__Vorliegender Text__:
━━━━━━

Darum, meine werte und herzlich geliebte Schwester in dem Herrn, mein Herz war geneigt, dich noch einmal mit dem Worte des Herrn ein wenig zu ermahnen, wiewohl du von dem Herrn reichlich unterrichtet bist, denn Paulus sagt: Ermahnt euch untereinander, solange es heute heißt, denn der Herr kommt wie ein Dieb in der Nacht, wie du an uns abnehmen kannst.

━━━━━━

__Arbeitsauftrag__:
Formulieren Sie den Absatz des vorliegenden Textes, der mit „Darum, meine werte und herzlich geliebte Schwester“ beginnt, kürzer um. Alle wesentlichen Aussagen sollen dabei erhalten bleiben.

Daten zur Vorhersage von Begrenzungsrahmen:

━━━━━━

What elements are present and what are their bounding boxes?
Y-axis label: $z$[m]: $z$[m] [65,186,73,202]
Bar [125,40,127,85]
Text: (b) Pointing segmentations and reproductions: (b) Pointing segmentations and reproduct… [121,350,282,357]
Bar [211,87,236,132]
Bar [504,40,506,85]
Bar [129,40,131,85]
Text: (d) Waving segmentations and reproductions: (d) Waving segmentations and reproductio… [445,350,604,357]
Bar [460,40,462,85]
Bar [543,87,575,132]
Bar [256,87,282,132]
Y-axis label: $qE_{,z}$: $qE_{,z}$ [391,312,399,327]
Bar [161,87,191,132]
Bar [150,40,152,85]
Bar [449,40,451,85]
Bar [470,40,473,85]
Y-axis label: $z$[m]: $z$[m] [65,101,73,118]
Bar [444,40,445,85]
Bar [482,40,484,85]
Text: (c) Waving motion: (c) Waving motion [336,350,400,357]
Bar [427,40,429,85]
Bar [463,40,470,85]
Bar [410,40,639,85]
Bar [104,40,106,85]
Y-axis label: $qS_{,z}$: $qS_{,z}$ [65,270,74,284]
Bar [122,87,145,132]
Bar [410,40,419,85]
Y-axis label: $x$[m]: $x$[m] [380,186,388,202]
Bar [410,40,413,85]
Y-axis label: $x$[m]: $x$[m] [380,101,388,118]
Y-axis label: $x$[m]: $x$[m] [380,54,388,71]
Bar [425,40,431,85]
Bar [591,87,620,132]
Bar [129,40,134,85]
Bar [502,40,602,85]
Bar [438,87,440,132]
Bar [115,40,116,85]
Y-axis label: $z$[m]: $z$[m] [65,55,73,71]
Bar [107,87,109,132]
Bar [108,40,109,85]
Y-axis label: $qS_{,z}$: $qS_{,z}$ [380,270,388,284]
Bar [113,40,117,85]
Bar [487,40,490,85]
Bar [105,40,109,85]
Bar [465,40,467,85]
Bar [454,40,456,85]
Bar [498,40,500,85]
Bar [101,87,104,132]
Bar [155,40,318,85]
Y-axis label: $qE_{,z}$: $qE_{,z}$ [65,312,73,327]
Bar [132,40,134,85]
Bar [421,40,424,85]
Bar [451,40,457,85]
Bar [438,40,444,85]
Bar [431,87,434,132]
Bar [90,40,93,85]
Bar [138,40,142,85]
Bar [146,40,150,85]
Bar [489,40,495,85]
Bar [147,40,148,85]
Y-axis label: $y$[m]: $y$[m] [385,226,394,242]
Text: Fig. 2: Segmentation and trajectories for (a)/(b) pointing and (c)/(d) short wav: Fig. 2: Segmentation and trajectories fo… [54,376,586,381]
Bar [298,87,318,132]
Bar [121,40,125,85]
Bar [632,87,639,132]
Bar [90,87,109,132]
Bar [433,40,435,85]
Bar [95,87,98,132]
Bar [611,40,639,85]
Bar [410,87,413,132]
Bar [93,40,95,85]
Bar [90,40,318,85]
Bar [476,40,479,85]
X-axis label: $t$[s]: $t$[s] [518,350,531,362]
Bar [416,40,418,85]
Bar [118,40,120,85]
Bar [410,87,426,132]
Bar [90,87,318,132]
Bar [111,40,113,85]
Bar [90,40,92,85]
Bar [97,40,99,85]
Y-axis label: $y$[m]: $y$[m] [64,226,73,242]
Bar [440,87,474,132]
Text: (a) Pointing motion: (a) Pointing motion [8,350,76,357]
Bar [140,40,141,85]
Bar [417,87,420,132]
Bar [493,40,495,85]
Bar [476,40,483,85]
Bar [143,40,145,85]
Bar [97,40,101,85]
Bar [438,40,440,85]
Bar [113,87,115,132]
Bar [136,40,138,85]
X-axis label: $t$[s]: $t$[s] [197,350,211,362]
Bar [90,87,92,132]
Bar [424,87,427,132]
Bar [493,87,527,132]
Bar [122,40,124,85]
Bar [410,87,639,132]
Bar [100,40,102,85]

━━━━━━

__Lösung__:
Geliebte Schwester im Herrn, ich möchte dich noch einmal kurz mit dem Wort des Herrn ermahnen, obwohl du vom Herrn reichlich unterrichtet bist. Denn Paulus sagt: Ermahnt einander, solange es heute heißt. Der Herr kommt nämlich wie ein Dieb in der Nacht, wie du an uns sehen kannst.